▶ [Текст для изучения]
Мы с Дагой часто ходили по лавкам вокруг Пьяццы. Однажды мне захотелось купить в лавке миндаля; я не знала, как сказать «миндаль» по-итальянски, а лавочник не понимал, чего я от него добивалась. Рядом со мной стоял господин, который сказал: «Сударыня, я могу вам помочь?». «Да, пожалуйста», – ответила я. Купив миндаль, я вышла со своими свертками на Пьяццу. Тот господин вышел вслед за мной и спросил: «Можно проводить вас и понести ваши свертки?». В ответ на мой взгляд он продолжил: «Позвольте представиться: доктор Вальтер Беньямин»… Мое первое впечатление: очки, горевшие светом, подобно двум небольшим фарам, густые темные волосы, тонкий нос и неуклюжие руки – он уронил мои свертки. В целом солидный интеллектуал – из числа преуспевающих. Он проводил меня до дома и попросил разрешения навестить меня[184]
.Он пришел на следующий день и признался, что наблюдает за ними уже две недели. Если все началось с простого увлечения, то вскоре Ася стала играть в жизни Беньямина намного более важную роль: он немедленно и безнадежно влюбился и всюду следовал за объектом своей любви на протяжении 1920-х гг. В начале июля он очень осторожно намекал о своем романе в письме Шолему: «Тут случилось многое из того, о чем можно поведать лишь с глазу на глаз… То, что произошло, отнюдь не способствовало моей работе, которая опасным образом прерывалась, как не способствовало, пожалуй, и моему буржуазному ритму жизни, без которого страдают все мои замыслы… Я познакомился с русской революционеркой из Риги, одной из самых изумительных женщин, которых я когда-либо знал» (C, 245). Как вспоминает Ася, Беньямин сразу же подружился с ее дочерью, как впоследствии подружится с двумя детьми Брехта. Беньямин поместил в высшей степени завуалированное воспоминание о Даге в главку «Китайские товары» в книге «Улица с односторонним движением»: «Ребенка в ночной рубашке невозможно заставить выйти и поприветствовать гостей. Окружающие тщетно взывают к высокой морали, уговаривают его, пытаясь побороть в нем упрямство. Через несколько минут он выходит к гостю, теперь уже совершенно голый. За это время он умылся» (SW, 1:447; УОД, 19).

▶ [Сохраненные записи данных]
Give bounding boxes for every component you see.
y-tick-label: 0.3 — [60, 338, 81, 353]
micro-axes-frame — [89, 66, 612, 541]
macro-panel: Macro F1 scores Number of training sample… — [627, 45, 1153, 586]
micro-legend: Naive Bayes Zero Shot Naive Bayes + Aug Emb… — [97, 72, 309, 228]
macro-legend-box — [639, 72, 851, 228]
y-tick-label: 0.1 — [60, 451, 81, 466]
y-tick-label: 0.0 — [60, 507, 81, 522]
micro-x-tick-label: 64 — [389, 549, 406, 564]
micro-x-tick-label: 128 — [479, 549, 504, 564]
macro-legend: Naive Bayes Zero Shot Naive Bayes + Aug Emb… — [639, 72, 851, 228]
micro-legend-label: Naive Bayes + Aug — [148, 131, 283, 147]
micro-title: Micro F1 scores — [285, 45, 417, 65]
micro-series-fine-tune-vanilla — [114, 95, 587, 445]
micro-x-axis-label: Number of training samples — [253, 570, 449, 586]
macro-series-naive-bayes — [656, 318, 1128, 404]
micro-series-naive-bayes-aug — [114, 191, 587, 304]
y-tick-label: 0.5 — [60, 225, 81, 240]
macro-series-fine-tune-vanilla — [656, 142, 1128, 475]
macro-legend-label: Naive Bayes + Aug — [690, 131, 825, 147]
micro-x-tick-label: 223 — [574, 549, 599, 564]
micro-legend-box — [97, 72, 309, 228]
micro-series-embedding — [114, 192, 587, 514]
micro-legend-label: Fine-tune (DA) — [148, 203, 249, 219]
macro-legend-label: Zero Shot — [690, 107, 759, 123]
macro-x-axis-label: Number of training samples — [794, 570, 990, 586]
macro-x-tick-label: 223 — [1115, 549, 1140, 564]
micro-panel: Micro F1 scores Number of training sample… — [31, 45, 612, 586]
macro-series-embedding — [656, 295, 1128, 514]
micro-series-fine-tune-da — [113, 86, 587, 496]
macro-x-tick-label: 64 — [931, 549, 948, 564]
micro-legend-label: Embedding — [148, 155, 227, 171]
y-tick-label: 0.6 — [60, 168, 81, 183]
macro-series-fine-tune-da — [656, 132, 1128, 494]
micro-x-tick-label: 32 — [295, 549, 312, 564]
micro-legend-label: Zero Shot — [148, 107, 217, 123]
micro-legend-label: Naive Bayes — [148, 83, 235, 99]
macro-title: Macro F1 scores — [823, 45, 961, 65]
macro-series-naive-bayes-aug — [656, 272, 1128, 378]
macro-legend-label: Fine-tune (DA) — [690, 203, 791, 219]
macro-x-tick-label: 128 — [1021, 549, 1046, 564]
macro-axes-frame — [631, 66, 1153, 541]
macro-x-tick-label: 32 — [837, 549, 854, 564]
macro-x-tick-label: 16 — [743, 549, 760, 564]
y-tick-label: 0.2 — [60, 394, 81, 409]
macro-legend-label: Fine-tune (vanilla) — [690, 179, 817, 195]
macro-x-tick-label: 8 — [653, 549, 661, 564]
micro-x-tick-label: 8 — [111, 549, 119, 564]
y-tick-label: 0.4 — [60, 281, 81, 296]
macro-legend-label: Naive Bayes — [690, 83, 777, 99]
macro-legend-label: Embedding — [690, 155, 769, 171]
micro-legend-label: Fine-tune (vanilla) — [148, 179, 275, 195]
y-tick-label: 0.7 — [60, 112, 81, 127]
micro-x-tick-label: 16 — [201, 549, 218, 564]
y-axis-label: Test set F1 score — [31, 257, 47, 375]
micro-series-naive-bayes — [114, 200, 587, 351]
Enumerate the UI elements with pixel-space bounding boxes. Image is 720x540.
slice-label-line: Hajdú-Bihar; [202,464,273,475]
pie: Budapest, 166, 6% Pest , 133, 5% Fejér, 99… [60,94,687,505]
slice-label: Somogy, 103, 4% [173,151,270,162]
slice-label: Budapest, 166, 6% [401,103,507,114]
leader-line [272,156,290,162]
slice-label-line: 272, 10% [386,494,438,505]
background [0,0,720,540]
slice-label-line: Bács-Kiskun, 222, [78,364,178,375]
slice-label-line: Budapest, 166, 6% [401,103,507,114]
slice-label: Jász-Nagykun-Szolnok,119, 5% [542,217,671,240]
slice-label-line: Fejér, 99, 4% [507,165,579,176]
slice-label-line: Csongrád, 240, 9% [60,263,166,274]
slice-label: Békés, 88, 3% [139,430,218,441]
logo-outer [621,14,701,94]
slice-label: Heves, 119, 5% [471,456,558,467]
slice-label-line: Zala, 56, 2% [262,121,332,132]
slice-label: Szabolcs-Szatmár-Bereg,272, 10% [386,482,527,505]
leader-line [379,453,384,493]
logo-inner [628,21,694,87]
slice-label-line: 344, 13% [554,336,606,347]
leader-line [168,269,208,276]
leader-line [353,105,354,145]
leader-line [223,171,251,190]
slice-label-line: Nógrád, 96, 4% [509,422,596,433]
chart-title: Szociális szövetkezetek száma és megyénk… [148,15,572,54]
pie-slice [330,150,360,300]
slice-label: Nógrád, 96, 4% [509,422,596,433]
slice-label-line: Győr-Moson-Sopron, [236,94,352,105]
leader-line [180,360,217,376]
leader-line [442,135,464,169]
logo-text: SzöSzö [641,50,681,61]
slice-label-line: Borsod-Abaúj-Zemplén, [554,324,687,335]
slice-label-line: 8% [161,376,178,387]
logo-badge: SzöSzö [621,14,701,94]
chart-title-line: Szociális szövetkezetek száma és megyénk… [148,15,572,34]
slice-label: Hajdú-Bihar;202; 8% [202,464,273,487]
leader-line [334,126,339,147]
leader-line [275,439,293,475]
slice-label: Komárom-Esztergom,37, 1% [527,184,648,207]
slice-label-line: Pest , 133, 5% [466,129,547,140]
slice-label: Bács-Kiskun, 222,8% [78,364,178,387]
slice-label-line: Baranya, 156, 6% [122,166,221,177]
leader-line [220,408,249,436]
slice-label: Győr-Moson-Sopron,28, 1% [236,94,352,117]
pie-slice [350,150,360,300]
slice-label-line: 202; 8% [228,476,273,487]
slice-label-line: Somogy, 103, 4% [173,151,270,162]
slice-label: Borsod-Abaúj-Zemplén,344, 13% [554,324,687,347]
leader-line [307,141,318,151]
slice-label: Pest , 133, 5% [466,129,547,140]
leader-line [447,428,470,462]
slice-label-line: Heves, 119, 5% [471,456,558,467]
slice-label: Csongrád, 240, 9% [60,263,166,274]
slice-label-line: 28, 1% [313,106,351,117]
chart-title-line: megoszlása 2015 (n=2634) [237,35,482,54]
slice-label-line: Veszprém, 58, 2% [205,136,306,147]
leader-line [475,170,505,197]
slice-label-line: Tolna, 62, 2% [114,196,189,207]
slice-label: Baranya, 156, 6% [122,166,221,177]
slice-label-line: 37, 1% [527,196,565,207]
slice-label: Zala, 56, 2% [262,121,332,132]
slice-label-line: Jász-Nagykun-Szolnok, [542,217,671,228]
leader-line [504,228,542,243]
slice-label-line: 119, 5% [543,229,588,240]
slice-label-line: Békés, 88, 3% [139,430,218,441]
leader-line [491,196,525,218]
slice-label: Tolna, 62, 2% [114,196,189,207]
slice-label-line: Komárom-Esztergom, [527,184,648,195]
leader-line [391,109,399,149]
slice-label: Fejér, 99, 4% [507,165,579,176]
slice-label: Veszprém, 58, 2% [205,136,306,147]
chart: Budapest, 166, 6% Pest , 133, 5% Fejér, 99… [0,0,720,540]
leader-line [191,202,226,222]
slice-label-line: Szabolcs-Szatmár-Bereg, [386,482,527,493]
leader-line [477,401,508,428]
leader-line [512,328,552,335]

▶ [Что требуется]
Определите, согласуются ли утверждения (a), (b) и (c) с текстом о Вальтере Беньямине. Для каждого ответьте «да» или «нет» и приведите дословно решающие слова текста.
(a) Господин, предложивший помощь в лавке, назвался доктором Вальтером Беньямином.
(b) Беньямин признался, что наблюдает за ними уже месяц.
(c) В письме Шолему Беньямин назвал новую знакомую революционеркой из Риги.

▶ [Ответ на задание]
(a) Да: «Позвольте представиться: доктор Вальтер Беньямин».
(b) Нет: «признался, что наблюдает за ними уже две недели».
(c) Да: «Я познакомился с русской революционеркой из Риги».